_Requirements_
Determine how many lines of the entries contain "Eisleben". Reply with that number alone.

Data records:
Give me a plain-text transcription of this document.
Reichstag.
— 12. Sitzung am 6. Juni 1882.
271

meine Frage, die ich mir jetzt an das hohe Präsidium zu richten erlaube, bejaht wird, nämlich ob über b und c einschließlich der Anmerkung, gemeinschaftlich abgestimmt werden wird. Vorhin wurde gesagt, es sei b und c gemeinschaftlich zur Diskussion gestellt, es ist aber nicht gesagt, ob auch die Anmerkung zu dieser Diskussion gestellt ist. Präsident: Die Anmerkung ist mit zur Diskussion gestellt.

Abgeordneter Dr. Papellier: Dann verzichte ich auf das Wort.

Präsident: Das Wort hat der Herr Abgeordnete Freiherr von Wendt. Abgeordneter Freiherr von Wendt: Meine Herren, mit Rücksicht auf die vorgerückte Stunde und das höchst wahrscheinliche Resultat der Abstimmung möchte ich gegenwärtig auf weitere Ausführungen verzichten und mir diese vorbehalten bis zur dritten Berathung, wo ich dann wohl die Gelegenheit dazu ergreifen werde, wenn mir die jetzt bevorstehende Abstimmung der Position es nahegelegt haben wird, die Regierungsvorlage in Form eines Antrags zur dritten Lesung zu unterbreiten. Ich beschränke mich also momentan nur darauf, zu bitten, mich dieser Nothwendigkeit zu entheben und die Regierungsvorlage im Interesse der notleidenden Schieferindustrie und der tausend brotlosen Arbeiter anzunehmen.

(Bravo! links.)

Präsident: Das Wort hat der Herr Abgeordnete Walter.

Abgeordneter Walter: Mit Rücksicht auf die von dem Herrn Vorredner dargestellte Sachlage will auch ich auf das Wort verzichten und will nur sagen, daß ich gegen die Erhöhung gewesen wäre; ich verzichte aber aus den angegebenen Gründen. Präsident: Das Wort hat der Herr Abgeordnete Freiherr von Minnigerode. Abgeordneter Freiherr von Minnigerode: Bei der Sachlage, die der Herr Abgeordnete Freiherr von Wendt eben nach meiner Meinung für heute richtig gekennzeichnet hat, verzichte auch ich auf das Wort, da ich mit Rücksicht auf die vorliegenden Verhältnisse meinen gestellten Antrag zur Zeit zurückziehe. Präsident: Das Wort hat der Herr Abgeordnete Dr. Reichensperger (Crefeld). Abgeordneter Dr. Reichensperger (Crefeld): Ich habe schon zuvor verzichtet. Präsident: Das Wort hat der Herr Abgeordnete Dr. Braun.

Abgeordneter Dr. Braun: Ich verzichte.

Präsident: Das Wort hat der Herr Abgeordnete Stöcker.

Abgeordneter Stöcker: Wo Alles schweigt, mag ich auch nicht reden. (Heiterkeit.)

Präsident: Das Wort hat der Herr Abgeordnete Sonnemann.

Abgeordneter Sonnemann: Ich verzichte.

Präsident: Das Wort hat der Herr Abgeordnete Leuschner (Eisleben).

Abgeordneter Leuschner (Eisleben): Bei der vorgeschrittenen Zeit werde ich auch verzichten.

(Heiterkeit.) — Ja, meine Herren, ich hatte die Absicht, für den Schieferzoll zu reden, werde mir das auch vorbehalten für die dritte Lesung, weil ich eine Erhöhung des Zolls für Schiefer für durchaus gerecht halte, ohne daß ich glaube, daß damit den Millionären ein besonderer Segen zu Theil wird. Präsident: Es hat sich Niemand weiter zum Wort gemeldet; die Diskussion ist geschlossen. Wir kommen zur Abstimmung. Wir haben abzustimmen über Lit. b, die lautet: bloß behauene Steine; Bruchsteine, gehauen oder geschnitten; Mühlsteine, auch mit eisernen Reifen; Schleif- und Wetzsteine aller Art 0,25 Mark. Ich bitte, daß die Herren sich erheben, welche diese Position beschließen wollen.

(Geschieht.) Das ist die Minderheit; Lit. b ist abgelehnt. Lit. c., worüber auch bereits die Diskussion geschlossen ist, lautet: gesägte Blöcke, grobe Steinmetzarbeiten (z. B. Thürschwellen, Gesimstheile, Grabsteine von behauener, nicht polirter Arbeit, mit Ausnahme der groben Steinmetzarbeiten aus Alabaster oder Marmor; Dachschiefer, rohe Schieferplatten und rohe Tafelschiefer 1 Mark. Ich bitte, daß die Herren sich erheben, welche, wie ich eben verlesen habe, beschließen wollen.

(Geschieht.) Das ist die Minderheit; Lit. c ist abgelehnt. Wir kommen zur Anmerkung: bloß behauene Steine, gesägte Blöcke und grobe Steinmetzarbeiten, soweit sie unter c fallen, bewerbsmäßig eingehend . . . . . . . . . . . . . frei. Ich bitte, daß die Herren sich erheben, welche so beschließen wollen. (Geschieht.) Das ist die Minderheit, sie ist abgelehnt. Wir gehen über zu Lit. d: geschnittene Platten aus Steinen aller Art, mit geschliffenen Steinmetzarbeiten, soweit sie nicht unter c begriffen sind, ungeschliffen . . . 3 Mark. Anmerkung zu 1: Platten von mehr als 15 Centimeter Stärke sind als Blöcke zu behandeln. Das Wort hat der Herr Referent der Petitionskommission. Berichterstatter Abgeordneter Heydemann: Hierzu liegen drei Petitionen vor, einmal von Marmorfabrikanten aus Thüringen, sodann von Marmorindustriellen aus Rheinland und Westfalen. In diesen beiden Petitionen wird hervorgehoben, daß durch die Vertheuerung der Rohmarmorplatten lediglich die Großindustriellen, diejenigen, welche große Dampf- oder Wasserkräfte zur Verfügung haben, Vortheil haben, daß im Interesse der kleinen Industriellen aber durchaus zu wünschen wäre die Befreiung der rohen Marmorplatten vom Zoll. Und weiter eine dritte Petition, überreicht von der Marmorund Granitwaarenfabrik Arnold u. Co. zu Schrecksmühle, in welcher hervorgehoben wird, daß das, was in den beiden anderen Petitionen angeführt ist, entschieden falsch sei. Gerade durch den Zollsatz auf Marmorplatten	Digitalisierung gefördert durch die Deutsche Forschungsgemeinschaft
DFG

_Result_
2